### TASK PROMPT
Reproduce every item below line for line, with no changes to any character.

___

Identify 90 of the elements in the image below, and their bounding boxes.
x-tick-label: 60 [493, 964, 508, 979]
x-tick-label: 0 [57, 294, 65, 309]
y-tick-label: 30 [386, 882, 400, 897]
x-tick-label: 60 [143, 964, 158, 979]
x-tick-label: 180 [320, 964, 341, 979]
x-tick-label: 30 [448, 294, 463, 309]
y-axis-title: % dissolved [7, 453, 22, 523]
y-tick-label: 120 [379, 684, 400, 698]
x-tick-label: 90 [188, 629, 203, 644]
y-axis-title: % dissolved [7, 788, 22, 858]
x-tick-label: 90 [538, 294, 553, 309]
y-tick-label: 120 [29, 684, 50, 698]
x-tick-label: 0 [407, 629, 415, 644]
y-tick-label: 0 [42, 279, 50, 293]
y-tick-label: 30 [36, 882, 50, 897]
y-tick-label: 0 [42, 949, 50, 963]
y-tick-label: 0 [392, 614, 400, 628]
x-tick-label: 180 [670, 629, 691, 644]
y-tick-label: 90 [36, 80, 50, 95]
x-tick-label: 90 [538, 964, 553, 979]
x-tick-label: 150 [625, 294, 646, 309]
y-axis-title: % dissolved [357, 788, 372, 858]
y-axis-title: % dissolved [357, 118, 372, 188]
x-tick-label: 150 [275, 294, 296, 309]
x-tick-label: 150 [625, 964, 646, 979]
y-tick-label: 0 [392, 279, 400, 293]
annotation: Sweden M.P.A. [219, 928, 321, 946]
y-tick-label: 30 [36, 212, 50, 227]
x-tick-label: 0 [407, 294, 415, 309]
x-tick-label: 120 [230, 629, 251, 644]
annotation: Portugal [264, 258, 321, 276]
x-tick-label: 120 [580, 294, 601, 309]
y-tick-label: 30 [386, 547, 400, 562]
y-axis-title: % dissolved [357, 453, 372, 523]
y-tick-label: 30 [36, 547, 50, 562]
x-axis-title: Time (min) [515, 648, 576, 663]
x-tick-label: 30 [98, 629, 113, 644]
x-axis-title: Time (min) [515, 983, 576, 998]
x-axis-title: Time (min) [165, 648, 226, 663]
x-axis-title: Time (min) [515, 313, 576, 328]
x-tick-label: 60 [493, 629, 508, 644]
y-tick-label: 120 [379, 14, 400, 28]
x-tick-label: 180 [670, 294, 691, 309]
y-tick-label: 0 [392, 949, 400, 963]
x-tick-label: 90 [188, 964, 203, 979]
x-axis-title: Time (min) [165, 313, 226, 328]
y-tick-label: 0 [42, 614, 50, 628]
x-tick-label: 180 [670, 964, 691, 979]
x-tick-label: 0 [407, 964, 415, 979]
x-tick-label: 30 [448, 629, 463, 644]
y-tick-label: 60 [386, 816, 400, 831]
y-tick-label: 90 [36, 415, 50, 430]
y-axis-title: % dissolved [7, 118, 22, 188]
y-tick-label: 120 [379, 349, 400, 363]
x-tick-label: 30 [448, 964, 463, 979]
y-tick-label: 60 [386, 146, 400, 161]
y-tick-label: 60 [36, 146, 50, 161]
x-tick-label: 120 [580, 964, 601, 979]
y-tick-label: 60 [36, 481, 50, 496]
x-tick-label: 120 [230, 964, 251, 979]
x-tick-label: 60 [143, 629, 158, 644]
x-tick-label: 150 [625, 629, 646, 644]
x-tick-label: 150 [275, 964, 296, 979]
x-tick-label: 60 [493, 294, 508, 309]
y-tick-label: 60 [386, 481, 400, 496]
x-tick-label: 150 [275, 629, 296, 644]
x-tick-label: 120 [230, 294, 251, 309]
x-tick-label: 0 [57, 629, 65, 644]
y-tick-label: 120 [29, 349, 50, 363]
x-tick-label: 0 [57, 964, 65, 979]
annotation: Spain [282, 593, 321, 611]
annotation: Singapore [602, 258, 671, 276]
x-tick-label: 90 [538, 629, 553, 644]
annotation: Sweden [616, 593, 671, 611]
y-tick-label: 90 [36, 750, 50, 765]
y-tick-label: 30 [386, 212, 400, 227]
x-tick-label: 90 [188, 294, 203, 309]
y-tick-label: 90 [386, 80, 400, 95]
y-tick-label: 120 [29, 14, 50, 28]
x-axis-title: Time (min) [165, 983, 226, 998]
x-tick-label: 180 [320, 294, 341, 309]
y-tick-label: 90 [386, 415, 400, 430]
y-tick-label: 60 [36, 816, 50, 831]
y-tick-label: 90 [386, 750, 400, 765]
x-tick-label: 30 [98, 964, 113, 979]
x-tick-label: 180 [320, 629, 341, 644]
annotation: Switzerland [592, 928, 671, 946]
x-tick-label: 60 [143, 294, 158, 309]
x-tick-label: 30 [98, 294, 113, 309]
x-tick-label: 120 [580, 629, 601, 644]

___

### REPLY TO THE TASK
Identify 90 of the elements in the image below, and their bounding boxes.
x-tick-label: 60 [493, 964, 508, 979]
x-tick-label: 0 [57, 294, 65, 309]
y-tick-label: 30 [386, 882, 400, 897]
x-tick-label: 60 [143, 964, 158, 979]
x-tick-label: 180 [320, 964, 341, 979]
x-tick-label: 30 [448, 294, 463, 309]
y-axis-title: % dissolved [7, 453, 22, 523]
y-tick-label: 120 [379, 684, 400, 698]
x-tick-label: 90 [188, 629, 203, 644]
y-axis-title: % dissolved [7, 788, 22, 858]
x-tick-label: 90 [538, 294, 553, 309]
y-tick-label: 120 [29, 684, 50, 698]
x-tick-label: 0 [407, 629, 415, 644]
y-tick-label: 0 [42, 279, 50, 293]
y-tick-label: 30 [36, 882, 50, 897]
y-tick-label: 0 [42, 949, 50, 963]
y-tick-label: 0 [392, 614, 400, 628]
x-tick-label: 180 [670, 629, 691, 644]
y-tick-label: 90 [36, 80, 50, 95]
x-tick-label: 90 [538, 964, 553, 979]
x-tick-label: 150 [625, 294, 646, 309]
y-axis-title: % dissolved [357, 788, 372, 858]
y-axis-title: % dissolved [357, 118, 372, 188]
x-tick-label: 150 [275, 294, 296, 309]
x-tick-label: 150 [625, 964, 646, 979]
y-tick-label: 0 [392, 279, 400, 293]
annotation: Sweden M.P.A. [219, 928, 321, 946]
y-tick-label: 30 [36, 212, 50, 227]
x-tick-label: 0 [407, 294, 415, 309]
x-tick-label: 120 [230, 629, 251, 644]
annotation: Portugal [264, 258, 321, 276]
x-tick-label: 120 [580, 294, 601, 309]
y-tick-label: 30 [386, 547, 400, 562]
y-axis-title: % dissolved [357, 453, 372, 523]
y-tick-label: 30 [36, 547, 50, 562]
x-axis-title: Time (min) [515, 648, 576, 663]
x-tick-label: 30 [98, 629, 113, 644]
x-axis-title: Time (min) [515, 983, 576, 998]
x-axis-title: Time (min) [165, 648, 226, 663]
x-axis-title: Time (min) [515, 313, 576, 328]
x-tick-label: 60 [493, 629, 508, 644]
y-tick-label: 120 [379, 14, 400, 28]
x-tick-label: 180 [670, 294, 691, 309]
y-tick-label: 0 [392, 949, 400, 963]
x-tick-label: 90 [188, 964, 203, 979]
x-axis-title: Time (min) [165, 313, 226, 328]
y-tick-label: 0 [42, 614, 50, 628]
x-tick-label: 180 [670, 964, 691, 979]
x-tick-label: 0 [407, 964, 415, 979]
x-tick-label: 30 [448, 629, 463, 644]
y-tick-label: 60 [386, 816, 400, 831]
y-tick-label: 90 [36, 415, 50, 430]
y-axis-title: % dissolved [7, 118, 22, 188]
y-tick-label: 120 [379, 349, 400, 363]
x-tick-label: 30 [448, 964, 463, 979]
y-tick-label: 60 [386, 146, 400, 161]
y-tick-label: 60 [36, 146, 50, 161]
x-tick-label: 120 [580, 964, 601, 979]
y-tick-label: 60 [36, 481, 50, 496]
x-tick-label: 120 [230, 964, 251, 979]
x-tick-label: 60 [143, 629, 158, 644]
x-tick-label: 150 [625, 629, 646, 644]
x-tick-label: 150 [275, 964, 296, 979]
x-tick-label: 60 [493, 294, 508, 309]
y-tick-label: 60 [386, 481, 400, 496]
x-tick-label: 150 [275, 629, 296, 644]
x-tick-label: 120 [230, 294, 251, 309]
x-tick-label: 0 [57, 629, 65, 644]
y-tick-label: 120 [29, 349, 50, 363]
x-tick-label: 0 [57, 964, 65, 979]
annotation: Spain [282, 593, 321, 611]
annotation: Singapore [602, 258, 671, 276]
x-tick-label: 90 [538, 629, 553, 644]
annotation: Sweden [616, 593, 671, 611]
y-tick-label: 90 [36, 750, 50, 765]
y-tick-label: 30 [386, 212, 400, 227]
x-tick-label: 90 [188, 294, 203, 309]
y-tick-label: 90 [386, 80, 400, 95]
y-tick-label: 120 [29, 14, 50, 28]
x-axis-title: Time (min) [165, 983, 226, 998]
x-tick-label: 180 [320, 294, 341, 309]
y-tick-label: 90 [386, 415, 400, 430]
y-tick-label: 60 [36, 816, 50, 831]
y-tick-label: 90 [386, 750, 400, 765]
x-tick-label: 30 [98, 964, 113, 979]
x-tick-label: 180 [320, 629, 341, 644]
annotation: Switzerland [592, 928, 671, 946]
x-tick-label: 60 [143, 294, 158, 309]
x-tick-label: 30 [98, 294, 113, 309]
x-tick-label: 120 [580, 629, 601, 644]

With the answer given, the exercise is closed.